+++ Exercise material +++

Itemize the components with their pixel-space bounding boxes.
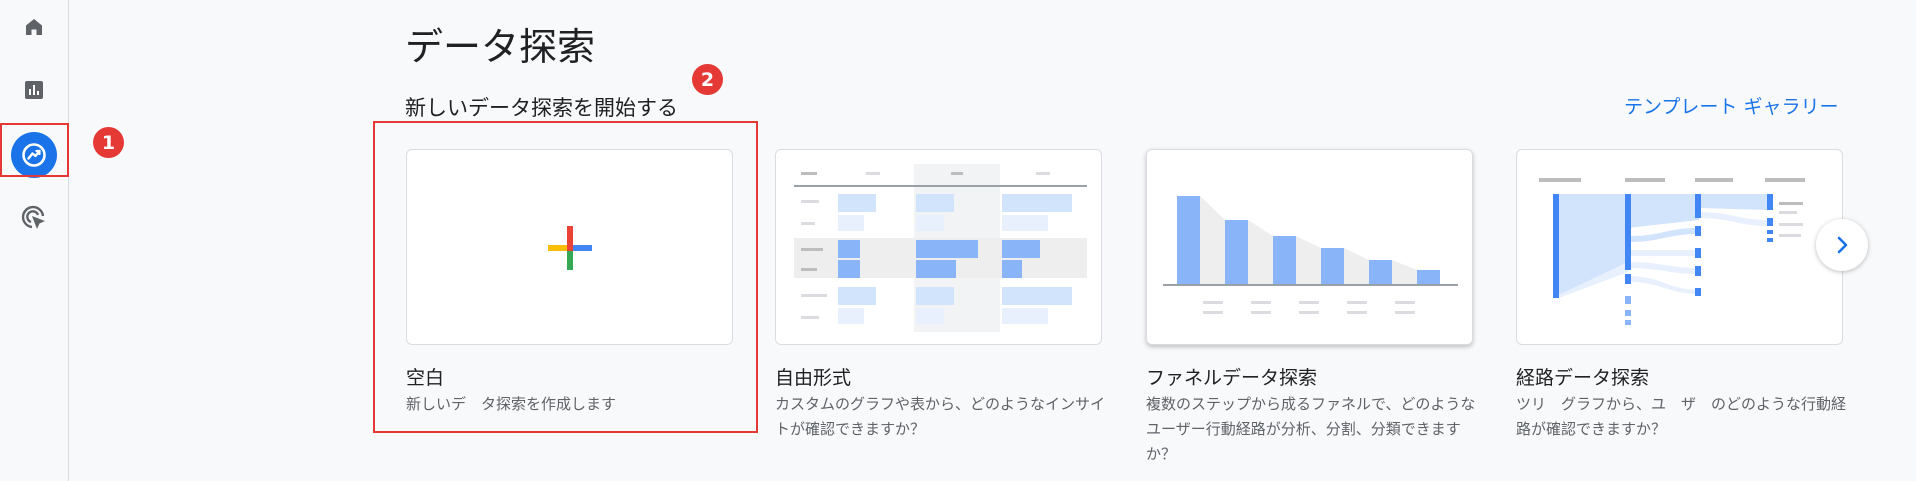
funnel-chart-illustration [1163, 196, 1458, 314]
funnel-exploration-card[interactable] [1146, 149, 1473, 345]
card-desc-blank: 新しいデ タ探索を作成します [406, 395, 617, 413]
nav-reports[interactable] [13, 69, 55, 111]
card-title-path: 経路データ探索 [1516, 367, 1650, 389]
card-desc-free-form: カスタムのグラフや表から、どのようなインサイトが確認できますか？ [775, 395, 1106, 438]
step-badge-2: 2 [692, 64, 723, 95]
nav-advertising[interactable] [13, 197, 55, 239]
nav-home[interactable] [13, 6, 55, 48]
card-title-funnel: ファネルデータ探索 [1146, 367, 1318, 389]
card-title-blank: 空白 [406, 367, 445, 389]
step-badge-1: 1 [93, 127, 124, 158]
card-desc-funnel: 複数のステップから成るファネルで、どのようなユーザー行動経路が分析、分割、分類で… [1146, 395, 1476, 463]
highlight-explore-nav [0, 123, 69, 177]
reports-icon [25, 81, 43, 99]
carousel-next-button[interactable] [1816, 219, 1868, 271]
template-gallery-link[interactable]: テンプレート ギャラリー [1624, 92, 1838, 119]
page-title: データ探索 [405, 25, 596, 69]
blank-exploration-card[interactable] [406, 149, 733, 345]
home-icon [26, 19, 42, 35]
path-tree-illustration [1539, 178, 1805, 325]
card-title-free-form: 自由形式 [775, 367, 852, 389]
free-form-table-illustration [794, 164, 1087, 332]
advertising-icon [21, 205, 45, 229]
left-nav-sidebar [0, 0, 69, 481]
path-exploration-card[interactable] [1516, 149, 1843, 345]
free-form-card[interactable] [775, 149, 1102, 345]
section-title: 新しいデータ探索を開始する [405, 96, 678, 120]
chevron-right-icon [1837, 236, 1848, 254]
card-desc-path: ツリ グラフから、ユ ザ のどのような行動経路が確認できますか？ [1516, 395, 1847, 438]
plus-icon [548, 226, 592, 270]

+++

Copy out the listing's lines verbatim, from the line containing "funnel-chart-illustration [1163, 196, 1458, 314]" through the line containing "card-title-funnel: ファネルデータ探索 [1146, 367, 1318, 389]", including both of those lines.

→ In response:
funnel-chart-illustration [1163, 196, 1458, 314]
funnel-exploration-card[interactable] [1146, 149, 1473, 345]
card-desc-blank: 新しいデ タ探索を作成します [406, 395, 617, 413]
nav-reports[interactable] [13, 69, 55, 111]
card-title-path: 経路データ探索 [1516, 367, 1650, 389]
card-desc-free-form: カスタムのグラフや表から、どのようなインサイトが確認できますか？ [775, 395, 1106, 438]
step-badge-2: 2 [692, 64, 723, 95]
nav-advertising[interactable] [13, 197, 55, 239]
nav-home[interactable] [13, 6, 55, 48]
card-title-funnel: ファネルデータ探索 [1146, 367, 1318, 389]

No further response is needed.